WHAT IS NEEDED: List the lines of this listing that hold the word "unload".

>>>>

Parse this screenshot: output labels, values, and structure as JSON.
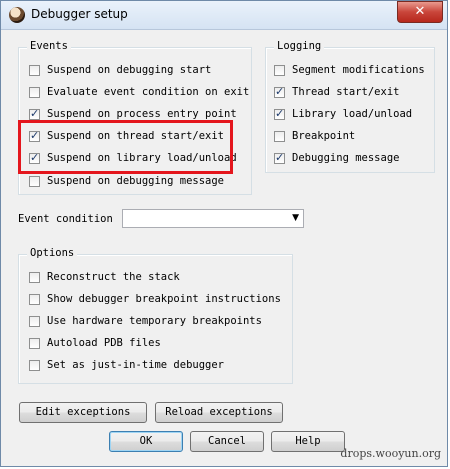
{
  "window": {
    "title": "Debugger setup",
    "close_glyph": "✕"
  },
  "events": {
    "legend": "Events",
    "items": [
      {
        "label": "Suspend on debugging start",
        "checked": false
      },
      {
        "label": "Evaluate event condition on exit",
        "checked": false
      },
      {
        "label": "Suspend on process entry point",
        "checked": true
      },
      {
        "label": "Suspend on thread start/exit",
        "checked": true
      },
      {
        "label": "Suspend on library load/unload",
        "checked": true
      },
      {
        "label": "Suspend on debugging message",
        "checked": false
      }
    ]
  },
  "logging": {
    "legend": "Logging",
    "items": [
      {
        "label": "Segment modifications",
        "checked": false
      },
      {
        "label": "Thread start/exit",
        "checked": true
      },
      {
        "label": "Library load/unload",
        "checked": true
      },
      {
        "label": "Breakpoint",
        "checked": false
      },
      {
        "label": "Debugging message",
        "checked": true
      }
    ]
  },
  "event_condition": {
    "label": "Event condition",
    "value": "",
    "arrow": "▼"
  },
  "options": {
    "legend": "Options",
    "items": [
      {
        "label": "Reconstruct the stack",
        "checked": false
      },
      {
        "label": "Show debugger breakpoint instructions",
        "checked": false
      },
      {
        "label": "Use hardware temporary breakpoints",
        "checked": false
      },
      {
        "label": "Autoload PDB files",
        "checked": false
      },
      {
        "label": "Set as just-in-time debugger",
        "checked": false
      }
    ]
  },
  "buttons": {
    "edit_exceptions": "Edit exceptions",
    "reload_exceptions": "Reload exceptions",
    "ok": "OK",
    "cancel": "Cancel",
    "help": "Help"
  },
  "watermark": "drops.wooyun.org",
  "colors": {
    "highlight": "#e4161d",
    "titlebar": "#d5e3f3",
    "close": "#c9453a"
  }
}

<<<<

REPLY TO THE TASK:
        "label": "Suspend on library load/unload",
        "label": "Library load/unload",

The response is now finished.